- **PROBLEM DETAILS**: List every line of the records that contains the string "card". Case counts.

- **EXTRACTED ENTRIES**:

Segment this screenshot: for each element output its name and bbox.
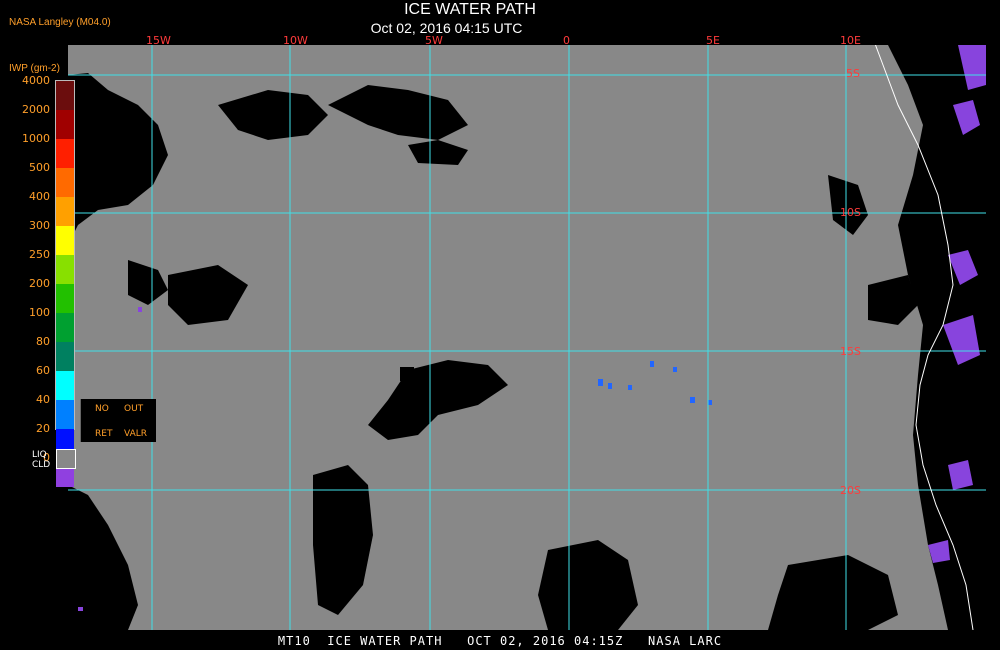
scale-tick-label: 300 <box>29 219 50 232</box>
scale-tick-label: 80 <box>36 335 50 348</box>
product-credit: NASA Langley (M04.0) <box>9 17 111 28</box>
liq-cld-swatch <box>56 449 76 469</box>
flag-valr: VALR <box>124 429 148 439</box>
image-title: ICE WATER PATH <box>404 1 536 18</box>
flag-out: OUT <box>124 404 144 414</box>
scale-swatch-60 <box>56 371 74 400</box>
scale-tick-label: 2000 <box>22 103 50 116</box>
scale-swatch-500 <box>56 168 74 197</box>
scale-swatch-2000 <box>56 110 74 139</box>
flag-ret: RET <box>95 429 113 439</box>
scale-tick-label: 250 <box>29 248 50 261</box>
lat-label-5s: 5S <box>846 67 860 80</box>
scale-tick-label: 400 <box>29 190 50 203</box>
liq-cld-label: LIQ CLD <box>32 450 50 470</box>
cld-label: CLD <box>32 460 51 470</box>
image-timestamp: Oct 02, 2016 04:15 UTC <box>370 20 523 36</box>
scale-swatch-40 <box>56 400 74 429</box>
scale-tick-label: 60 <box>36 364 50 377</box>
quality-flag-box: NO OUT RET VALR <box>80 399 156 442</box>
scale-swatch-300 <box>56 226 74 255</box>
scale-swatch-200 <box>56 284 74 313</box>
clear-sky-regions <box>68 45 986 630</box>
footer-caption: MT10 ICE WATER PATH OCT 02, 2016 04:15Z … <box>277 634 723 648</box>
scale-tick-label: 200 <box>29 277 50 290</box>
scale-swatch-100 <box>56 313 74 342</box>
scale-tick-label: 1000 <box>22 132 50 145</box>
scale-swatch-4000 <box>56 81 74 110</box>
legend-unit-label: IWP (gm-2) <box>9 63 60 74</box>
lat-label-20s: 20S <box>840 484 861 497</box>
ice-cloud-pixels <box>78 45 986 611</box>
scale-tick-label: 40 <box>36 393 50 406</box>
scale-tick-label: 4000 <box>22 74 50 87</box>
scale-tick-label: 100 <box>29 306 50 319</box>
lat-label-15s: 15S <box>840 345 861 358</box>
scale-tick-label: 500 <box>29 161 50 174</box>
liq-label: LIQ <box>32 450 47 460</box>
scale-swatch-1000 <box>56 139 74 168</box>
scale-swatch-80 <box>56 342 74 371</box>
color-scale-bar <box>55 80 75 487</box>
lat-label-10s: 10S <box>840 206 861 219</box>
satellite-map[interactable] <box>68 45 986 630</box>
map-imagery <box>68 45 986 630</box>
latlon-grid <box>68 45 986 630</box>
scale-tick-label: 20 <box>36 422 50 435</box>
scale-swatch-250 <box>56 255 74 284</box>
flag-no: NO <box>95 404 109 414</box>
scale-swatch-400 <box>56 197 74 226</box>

--

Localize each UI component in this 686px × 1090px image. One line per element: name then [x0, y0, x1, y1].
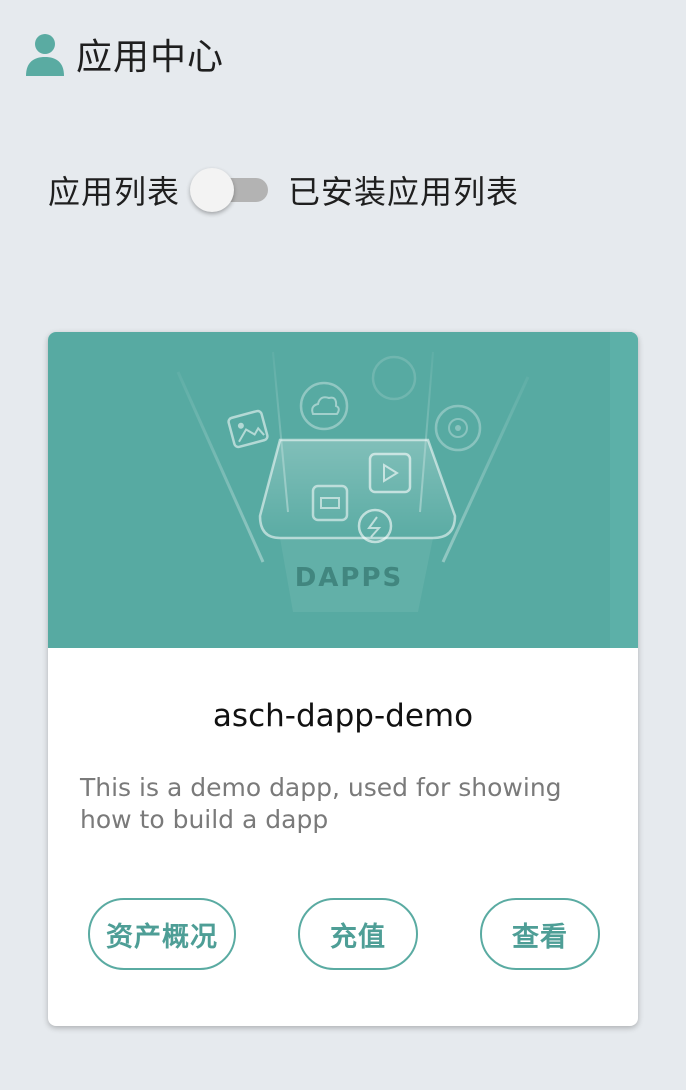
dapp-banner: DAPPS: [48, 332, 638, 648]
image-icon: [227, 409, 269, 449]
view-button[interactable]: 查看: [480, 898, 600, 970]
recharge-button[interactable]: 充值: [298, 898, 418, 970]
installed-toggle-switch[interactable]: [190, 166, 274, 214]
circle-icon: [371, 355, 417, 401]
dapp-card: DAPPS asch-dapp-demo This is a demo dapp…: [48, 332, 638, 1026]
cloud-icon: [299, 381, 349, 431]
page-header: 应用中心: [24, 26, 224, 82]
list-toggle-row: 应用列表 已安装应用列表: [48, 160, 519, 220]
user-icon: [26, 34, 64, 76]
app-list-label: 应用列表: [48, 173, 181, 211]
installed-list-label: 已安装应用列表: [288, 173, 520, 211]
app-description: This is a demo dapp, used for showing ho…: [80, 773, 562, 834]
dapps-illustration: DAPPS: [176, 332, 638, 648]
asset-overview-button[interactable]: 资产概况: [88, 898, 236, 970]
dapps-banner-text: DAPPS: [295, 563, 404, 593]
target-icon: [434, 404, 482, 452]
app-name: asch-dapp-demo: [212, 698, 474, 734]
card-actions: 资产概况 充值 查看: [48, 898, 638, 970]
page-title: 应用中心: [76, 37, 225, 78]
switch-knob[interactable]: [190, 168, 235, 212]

- **PROBLEM SOLUTION**:
dapp-card: DAPPS asch-dapp-demo This is a demo dapp…: [48, 332, 638, 1026]
card-actions: 资产概况 充值 查看: [48, 898, 638, 970]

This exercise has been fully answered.